The Mercury

Contrary to reports, Icasa supports consumer legislatio­n

- Fungai Sibanda

THE INDEPENDEN­T Communicat­ions Authority of SA (Icasa) would like to clarify and put into perspectiv­e the deliberate misunderst­anding and mischief that Thabo Masombuka displayed in the article titled “Casual Icasa just disappoint­s in its bid to exempt ICT (informatio­n and communicat­ion technology)”, published in Business Report of June 2, 2011.

It is evident that the writer is ignorant and ill-informed of the issues in relation to the agenda he is trying to set. Icasa issued a statement in April stating that it would work in close collaborat­ion with the National Consumer Commission (NCC) on matters of common interest and at the same time welcoming the implementa­tion of the Consumer Protection Act (CPA); not opposing it as purported by the writer.

Icasa’s position is and will remain that the CPA is a piece of legislatio­n that applies across all industries and sectors of the economy with no exception. It affords all consumers the much-needed protection and promotion of their rights while complement­ing other laws already in existence. Consequent­ly, where regulators exist, dealing with a wide range of issues, including consumer protection, the CPA does not wish away these institutio­ns.

Rather, it envisages and promotes cooperativ­e, collaborat­ive and co-ordinated exercise of jurisdicti­on between the NCC and sector regulators, of which Icasa is but one. Icasa has begun negotiatio­ns with the NCC to enter into a memorandum of agreement as envisaged by section 97 (2) of the CPA so as to harmonise the exercise of jurisdicti­on in the ICT sector.

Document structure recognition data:
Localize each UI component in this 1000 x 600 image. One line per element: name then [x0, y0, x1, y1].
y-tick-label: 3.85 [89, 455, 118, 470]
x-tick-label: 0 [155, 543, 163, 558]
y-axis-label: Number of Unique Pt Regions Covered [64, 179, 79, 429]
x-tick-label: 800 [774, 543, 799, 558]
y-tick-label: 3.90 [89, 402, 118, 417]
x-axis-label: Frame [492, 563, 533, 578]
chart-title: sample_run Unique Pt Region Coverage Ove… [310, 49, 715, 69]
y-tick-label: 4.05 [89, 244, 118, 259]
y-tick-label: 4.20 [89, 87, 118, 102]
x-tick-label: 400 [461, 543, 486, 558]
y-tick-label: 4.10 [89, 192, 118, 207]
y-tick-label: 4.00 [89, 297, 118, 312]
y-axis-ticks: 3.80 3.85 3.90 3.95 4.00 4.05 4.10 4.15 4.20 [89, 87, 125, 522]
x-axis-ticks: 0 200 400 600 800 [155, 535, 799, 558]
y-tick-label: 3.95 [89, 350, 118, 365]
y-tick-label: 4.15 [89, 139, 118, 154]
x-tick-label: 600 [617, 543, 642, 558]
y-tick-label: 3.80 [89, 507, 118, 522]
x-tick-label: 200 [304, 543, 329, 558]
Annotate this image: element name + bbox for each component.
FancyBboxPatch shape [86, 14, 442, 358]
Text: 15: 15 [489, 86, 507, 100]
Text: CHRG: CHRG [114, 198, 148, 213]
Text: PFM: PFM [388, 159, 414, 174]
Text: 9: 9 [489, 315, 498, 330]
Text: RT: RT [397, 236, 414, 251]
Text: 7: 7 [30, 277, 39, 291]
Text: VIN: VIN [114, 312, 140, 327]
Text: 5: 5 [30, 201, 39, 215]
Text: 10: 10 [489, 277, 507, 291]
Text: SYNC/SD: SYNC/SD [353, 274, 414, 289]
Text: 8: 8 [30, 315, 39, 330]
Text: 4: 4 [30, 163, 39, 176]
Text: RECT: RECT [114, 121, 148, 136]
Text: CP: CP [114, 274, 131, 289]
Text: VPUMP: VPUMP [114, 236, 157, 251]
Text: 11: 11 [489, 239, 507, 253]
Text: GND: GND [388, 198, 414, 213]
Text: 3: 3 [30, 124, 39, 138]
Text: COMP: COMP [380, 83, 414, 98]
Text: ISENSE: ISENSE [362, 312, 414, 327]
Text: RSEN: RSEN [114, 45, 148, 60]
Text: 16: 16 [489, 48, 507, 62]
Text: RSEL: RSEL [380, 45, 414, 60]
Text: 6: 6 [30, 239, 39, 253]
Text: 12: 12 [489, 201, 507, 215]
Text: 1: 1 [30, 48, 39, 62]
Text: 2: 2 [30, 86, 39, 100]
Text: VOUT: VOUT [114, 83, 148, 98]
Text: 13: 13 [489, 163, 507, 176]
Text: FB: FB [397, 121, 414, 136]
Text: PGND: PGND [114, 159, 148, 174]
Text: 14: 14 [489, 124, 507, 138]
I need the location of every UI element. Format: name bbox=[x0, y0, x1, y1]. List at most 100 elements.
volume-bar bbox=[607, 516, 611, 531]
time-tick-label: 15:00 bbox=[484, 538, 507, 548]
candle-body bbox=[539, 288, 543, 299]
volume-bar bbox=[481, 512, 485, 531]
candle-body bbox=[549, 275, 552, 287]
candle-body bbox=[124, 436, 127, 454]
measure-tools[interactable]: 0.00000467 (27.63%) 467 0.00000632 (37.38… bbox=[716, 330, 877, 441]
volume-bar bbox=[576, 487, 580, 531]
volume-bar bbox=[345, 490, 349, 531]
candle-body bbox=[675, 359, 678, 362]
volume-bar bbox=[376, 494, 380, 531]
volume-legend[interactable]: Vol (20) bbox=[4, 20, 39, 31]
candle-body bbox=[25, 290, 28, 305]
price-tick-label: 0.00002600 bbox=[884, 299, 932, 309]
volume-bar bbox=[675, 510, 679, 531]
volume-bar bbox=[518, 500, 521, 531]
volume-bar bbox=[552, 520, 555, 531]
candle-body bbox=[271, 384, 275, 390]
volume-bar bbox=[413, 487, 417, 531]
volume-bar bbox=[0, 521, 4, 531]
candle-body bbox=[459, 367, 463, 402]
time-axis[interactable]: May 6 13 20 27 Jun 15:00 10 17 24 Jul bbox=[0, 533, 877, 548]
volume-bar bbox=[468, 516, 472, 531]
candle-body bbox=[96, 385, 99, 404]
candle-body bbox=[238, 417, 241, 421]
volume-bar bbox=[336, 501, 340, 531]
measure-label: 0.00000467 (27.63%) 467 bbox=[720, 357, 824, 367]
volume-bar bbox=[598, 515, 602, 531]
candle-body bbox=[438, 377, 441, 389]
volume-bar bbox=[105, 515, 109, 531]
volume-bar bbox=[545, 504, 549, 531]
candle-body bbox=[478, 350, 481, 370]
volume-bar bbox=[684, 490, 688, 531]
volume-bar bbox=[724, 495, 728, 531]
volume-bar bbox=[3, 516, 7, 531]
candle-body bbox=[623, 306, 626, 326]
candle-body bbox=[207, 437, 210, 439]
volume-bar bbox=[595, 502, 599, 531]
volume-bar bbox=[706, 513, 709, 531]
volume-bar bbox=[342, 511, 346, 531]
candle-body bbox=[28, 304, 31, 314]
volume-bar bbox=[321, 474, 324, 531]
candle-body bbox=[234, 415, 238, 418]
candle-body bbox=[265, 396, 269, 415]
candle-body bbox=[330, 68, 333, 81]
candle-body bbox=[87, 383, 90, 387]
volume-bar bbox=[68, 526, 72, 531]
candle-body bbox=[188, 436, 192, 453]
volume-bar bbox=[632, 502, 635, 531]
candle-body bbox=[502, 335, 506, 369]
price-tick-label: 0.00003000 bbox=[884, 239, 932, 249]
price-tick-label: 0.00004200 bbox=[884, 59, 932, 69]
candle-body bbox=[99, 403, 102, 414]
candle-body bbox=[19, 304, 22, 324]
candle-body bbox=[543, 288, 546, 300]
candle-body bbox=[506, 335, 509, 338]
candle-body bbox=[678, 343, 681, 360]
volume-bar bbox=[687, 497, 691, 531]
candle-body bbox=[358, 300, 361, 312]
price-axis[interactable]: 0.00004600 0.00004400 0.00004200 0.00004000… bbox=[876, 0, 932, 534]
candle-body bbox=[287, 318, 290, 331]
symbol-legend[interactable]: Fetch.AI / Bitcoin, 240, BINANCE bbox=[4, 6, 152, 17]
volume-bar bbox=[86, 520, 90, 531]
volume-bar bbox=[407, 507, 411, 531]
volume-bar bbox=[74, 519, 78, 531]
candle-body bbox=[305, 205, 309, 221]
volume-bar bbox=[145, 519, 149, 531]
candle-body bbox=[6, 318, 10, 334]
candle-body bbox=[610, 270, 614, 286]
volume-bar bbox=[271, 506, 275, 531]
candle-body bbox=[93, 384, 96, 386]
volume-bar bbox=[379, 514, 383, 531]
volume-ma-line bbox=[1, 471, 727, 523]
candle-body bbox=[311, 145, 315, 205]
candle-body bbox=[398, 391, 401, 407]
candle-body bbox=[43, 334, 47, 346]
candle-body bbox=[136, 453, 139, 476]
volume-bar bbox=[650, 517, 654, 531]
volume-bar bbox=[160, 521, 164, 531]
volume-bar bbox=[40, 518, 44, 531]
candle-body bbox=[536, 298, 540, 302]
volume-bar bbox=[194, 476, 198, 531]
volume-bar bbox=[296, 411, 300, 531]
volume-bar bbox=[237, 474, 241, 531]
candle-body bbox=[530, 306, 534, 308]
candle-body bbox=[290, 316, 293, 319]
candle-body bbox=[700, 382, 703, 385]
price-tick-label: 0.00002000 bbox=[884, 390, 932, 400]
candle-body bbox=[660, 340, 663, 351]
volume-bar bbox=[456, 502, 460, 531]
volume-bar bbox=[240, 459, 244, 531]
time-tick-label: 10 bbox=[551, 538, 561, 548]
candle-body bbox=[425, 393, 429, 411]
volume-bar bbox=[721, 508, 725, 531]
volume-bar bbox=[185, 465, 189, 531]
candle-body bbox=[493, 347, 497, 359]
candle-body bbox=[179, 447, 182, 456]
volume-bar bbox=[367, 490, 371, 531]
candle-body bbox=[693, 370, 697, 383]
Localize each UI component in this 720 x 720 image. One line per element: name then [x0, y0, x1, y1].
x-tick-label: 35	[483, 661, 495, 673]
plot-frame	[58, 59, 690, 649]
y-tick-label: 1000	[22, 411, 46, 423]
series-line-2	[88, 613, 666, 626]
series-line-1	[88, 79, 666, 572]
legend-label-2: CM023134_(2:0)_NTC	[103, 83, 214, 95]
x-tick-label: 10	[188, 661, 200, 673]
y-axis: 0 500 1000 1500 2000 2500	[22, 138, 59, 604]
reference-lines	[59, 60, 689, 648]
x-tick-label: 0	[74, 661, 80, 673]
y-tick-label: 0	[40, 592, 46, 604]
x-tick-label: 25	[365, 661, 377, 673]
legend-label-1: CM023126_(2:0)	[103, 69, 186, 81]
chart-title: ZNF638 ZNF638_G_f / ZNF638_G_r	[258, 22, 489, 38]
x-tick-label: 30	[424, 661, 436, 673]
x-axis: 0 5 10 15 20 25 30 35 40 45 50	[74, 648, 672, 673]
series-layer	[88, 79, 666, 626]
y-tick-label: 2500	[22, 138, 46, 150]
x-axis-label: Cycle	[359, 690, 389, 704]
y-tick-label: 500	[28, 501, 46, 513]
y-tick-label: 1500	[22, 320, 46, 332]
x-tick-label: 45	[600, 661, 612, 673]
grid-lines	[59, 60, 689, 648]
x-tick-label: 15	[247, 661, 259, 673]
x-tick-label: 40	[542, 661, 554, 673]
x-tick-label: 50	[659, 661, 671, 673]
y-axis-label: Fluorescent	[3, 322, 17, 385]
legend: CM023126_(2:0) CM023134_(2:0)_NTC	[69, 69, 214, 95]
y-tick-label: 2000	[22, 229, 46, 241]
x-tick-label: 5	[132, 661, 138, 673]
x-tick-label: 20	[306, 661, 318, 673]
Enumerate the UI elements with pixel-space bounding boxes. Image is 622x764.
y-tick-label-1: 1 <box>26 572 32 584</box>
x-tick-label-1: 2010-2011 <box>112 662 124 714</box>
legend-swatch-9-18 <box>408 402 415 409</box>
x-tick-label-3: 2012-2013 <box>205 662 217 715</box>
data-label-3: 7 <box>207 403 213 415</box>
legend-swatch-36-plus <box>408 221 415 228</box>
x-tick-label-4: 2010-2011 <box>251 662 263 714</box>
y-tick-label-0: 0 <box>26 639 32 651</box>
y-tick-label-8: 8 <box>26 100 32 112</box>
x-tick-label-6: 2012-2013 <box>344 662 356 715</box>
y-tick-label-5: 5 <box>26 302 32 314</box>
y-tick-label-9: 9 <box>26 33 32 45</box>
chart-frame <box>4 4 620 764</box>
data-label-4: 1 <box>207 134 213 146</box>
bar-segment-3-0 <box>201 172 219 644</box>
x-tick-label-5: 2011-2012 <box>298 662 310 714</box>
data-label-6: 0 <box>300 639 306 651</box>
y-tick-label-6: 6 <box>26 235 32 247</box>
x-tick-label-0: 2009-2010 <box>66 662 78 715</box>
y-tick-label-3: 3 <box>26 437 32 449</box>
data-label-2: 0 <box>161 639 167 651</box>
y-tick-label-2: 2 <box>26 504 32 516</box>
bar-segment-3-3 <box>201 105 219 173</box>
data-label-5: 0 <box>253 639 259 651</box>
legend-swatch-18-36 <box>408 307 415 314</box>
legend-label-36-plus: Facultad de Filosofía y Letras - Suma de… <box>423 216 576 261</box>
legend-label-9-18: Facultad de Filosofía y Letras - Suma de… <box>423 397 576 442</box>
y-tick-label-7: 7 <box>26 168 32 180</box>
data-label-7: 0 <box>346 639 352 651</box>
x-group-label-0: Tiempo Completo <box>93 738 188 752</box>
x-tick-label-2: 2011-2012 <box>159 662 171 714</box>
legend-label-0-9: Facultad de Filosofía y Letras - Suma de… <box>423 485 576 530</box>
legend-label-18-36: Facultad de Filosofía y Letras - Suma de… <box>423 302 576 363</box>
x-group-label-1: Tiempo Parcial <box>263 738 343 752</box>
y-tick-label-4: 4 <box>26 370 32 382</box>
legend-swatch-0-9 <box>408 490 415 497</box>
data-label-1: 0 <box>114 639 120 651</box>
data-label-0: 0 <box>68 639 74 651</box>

Your goal:
Please answer these questions about the Icasa letter, one per line:
1. When was the Business Report article that the letter responds to published?
2. In its April statement, which body did Icasa say it would work in close collaboration with?
3. Which section of the CPA envisages the memorandum of agreement that Icasa is negotiating?

Reply to the exercise:
1. June 2, 2011
2. The National Consumer Commission (NCC)
3. Section 97 (2)